§ Instructions to follow:
Copy every line of the listing that holds the string "Snow".

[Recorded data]
╭──

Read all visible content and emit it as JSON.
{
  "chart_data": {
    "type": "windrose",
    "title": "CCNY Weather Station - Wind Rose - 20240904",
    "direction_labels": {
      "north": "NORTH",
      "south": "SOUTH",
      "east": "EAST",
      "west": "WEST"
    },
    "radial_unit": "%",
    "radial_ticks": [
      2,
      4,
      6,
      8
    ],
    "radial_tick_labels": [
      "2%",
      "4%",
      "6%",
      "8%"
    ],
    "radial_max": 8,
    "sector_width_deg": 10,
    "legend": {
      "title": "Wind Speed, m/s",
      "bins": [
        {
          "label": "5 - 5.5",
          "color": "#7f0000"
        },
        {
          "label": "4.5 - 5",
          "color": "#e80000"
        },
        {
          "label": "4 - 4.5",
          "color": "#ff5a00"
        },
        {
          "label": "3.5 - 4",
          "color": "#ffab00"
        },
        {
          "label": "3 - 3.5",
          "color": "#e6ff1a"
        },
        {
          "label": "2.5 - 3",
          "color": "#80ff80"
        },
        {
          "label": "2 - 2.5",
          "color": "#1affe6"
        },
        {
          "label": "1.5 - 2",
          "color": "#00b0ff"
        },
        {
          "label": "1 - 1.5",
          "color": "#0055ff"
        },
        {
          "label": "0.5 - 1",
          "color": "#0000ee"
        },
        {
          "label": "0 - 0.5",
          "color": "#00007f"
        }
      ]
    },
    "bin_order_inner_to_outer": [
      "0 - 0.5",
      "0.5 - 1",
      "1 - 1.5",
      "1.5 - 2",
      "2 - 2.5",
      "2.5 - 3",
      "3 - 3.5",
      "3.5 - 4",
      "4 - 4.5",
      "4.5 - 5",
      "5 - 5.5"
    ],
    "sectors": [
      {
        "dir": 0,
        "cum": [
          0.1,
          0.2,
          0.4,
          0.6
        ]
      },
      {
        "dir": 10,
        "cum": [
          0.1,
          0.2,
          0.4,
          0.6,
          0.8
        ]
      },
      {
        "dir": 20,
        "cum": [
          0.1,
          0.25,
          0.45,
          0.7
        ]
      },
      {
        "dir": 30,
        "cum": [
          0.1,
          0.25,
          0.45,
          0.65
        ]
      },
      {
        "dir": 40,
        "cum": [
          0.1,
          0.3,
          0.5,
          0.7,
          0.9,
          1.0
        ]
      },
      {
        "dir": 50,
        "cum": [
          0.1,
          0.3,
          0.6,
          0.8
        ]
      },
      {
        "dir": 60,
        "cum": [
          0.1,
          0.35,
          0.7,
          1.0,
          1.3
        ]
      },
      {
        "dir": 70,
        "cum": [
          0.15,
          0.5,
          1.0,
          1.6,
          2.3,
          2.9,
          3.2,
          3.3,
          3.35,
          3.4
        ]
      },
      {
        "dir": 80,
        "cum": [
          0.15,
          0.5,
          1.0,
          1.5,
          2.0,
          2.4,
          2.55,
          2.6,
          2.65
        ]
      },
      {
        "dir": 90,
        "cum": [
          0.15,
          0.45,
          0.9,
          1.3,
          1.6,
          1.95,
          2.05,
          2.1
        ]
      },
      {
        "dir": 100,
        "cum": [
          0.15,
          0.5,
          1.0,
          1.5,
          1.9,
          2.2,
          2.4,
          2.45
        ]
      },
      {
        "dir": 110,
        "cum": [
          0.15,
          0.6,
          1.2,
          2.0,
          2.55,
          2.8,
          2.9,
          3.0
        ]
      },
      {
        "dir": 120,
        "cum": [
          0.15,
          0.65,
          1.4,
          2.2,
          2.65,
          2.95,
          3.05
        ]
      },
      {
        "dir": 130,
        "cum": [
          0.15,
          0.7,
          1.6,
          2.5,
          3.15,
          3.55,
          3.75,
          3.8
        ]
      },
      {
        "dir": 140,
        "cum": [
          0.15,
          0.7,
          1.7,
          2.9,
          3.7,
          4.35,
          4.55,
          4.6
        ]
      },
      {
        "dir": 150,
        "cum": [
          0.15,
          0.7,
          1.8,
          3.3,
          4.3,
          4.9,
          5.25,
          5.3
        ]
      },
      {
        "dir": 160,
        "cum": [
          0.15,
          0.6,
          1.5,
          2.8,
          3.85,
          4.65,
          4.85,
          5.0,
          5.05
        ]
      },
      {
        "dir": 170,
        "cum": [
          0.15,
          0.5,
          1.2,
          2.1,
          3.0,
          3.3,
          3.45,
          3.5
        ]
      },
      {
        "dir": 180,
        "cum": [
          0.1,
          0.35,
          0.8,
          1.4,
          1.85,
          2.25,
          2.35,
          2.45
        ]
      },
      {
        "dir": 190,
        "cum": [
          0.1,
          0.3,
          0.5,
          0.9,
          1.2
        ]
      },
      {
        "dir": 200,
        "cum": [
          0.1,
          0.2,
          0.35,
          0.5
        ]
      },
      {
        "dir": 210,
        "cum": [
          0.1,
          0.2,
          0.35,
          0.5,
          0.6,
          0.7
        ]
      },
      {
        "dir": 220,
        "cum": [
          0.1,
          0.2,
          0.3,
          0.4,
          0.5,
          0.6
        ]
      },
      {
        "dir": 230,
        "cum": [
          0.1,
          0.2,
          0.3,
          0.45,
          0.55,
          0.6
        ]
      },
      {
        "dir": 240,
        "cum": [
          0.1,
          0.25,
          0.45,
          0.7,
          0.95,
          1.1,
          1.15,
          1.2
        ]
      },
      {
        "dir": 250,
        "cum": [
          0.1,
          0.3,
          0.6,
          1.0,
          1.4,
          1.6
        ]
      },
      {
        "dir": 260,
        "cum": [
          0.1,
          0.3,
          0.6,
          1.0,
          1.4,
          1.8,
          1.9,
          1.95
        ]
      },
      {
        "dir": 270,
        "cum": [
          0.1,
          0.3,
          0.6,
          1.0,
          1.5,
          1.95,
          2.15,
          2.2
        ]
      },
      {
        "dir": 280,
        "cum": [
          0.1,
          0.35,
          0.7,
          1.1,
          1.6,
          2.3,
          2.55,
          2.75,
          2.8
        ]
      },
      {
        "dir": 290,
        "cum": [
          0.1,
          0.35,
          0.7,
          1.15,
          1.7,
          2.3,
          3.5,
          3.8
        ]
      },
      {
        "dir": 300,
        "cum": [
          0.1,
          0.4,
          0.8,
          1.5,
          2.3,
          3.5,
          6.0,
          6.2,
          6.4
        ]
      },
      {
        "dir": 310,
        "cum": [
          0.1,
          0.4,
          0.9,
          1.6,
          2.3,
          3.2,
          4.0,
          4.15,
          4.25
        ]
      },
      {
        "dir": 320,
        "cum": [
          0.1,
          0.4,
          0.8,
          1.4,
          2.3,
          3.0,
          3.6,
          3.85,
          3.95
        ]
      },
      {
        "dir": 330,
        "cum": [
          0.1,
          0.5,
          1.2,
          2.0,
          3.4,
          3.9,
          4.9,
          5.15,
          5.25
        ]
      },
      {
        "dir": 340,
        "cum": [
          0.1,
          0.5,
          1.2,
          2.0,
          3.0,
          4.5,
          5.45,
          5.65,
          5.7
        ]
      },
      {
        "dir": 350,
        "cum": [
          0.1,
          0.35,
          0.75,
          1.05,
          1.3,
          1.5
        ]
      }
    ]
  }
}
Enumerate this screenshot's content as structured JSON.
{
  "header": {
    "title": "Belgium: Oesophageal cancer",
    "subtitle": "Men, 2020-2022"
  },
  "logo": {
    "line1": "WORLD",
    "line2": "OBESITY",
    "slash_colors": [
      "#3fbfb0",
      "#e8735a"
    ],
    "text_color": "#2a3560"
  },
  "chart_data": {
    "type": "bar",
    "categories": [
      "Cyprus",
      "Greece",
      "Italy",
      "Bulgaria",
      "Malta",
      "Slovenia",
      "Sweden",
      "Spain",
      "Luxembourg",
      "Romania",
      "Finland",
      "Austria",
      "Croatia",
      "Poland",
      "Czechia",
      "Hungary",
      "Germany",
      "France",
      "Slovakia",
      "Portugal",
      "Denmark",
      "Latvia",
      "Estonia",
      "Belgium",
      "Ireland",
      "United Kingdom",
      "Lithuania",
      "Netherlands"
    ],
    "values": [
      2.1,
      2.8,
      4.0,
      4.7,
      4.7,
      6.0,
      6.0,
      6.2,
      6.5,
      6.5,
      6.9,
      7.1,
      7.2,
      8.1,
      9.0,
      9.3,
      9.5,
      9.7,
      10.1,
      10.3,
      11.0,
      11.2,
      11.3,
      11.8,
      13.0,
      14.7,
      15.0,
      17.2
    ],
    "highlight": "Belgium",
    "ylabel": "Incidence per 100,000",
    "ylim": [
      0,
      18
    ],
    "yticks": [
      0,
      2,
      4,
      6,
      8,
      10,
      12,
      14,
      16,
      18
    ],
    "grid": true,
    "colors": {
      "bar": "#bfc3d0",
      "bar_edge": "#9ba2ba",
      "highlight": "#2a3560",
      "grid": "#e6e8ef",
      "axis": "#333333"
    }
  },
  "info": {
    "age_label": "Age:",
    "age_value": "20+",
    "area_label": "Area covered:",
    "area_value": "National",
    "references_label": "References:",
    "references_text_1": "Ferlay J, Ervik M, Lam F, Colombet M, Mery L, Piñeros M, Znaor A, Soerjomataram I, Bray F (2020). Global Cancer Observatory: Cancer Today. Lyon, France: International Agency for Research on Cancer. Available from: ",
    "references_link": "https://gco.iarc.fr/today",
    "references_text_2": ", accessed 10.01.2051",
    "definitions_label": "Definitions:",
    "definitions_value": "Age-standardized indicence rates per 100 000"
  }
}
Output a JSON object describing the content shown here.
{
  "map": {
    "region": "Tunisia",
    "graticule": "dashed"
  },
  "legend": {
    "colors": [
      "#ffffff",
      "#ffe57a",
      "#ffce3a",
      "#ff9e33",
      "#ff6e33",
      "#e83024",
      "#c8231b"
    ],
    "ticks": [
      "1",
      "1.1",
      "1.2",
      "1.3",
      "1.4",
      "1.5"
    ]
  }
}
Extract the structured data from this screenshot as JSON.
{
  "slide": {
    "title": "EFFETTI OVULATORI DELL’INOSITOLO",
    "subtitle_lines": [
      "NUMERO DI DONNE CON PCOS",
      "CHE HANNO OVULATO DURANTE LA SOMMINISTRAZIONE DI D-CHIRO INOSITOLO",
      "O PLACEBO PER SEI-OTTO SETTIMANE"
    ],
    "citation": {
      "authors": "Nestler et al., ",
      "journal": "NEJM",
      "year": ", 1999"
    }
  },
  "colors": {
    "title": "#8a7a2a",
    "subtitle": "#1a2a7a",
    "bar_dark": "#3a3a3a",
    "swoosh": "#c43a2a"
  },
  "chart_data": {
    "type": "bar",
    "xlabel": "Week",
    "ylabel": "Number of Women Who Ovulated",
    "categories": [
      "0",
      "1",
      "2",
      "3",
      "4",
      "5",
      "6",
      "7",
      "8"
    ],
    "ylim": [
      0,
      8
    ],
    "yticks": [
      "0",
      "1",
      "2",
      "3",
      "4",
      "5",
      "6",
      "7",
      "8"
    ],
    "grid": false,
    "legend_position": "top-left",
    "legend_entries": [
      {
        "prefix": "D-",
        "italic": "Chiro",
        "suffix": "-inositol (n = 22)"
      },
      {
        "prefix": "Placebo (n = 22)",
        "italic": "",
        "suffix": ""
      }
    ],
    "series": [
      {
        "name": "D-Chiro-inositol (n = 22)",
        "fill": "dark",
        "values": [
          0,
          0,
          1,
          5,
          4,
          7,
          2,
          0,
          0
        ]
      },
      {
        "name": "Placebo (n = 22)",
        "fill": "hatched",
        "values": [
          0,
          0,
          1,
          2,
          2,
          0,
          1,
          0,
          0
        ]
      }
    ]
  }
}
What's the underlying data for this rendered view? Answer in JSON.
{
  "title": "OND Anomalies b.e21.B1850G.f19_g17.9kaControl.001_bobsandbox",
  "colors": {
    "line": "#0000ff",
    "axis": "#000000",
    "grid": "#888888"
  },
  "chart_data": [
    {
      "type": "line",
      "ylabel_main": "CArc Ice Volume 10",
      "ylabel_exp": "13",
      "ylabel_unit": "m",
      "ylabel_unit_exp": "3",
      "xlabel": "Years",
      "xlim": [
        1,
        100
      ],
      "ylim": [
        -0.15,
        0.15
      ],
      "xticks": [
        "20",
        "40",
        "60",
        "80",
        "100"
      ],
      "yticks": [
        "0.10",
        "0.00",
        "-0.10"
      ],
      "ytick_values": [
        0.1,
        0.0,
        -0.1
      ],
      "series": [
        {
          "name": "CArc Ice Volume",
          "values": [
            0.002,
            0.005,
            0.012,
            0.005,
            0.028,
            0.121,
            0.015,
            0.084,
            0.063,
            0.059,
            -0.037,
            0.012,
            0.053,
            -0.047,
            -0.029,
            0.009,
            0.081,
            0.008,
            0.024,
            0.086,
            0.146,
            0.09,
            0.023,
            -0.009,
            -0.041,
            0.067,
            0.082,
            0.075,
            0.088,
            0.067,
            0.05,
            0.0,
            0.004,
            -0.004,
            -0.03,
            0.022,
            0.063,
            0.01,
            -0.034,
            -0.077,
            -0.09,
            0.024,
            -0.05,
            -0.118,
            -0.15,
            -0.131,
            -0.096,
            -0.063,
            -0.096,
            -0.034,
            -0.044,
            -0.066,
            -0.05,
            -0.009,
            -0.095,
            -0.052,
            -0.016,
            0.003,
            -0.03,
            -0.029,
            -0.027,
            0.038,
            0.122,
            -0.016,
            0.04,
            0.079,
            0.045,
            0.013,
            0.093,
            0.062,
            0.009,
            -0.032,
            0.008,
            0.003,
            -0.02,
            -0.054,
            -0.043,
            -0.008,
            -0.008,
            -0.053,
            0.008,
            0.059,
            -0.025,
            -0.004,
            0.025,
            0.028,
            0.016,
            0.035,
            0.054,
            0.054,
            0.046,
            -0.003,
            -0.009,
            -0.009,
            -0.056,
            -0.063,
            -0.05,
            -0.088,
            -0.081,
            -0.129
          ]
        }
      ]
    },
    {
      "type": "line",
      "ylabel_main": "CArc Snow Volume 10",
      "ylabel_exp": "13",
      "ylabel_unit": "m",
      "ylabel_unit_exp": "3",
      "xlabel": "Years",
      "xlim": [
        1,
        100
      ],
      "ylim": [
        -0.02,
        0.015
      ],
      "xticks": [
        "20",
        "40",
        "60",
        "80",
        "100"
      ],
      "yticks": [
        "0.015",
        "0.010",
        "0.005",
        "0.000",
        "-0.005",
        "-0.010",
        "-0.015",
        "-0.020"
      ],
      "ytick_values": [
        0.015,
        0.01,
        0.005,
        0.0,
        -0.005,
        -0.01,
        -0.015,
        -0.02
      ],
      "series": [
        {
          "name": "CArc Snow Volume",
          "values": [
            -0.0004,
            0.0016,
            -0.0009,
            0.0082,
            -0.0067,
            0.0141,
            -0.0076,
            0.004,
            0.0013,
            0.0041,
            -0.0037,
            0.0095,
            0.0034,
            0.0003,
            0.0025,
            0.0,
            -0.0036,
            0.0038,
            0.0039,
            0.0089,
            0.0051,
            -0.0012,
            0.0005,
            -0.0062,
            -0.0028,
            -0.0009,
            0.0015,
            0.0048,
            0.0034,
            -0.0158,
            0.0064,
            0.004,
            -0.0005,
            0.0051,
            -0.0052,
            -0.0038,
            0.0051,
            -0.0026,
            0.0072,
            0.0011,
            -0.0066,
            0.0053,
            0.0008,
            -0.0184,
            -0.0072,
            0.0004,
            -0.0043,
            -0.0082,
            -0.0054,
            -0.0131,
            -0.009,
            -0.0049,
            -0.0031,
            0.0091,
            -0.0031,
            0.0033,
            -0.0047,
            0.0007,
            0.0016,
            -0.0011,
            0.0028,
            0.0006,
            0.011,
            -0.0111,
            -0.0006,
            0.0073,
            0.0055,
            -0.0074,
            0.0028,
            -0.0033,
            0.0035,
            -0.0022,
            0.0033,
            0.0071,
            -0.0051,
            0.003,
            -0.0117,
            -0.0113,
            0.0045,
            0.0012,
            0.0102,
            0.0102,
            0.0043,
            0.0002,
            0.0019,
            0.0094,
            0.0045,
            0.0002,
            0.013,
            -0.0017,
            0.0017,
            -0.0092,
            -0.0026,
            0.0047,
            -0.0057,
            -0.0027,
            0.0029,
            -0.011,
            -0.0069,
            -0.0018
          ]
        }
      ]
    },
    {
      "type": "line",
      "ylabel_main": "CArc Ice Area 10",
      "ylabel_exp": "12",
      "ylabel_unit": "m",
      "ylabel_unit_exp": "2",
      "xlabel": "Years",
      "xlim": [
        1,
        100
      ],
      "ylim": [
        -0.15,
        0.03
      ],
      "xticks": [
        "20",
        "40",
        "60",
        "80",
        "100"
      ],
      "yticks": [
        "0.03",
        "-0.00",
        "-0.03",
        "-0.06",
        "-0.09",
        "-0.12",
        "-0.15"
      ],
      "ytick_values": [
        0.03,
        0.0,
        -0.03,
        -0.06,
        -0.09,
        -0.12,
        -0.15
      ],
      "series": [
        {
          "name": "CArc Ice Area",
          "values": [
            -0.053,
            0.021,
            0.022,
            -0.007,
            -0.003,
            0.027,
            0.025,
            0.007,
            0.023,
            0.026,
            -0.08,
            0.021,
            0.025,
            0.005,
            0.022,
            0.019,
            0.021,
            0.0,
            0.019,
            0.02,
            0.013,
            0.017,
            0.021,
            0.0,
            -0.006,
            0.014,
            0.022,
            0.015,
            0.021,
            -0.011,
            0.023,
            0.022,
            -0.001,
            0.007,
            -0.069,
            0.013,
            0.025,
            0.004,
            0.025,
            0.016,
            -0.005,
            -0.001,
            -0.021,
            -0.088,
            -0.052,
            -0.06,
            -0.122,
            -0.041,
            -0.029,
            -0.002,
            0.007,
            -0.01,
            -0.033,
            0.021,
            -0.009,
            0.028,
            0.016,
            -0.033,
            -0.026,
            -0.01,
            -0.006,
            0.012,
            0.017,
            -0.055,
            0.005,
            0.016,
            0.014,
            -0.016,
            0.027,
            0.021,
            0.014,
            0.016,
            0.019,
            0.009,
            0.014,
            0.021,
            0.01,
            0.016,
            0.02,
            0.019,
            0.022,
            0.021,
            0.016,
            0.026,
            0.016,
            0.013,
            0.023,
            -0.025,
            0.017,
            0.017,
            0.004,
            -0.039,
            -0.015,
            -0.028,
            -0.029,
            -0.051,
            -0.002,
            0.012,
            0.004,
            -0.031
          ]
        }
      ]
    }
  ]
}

╰──

§ Result of this task:
      "ylabel_main": "CArc Snow Volume 10",
          "name": "CArc Snow Volume",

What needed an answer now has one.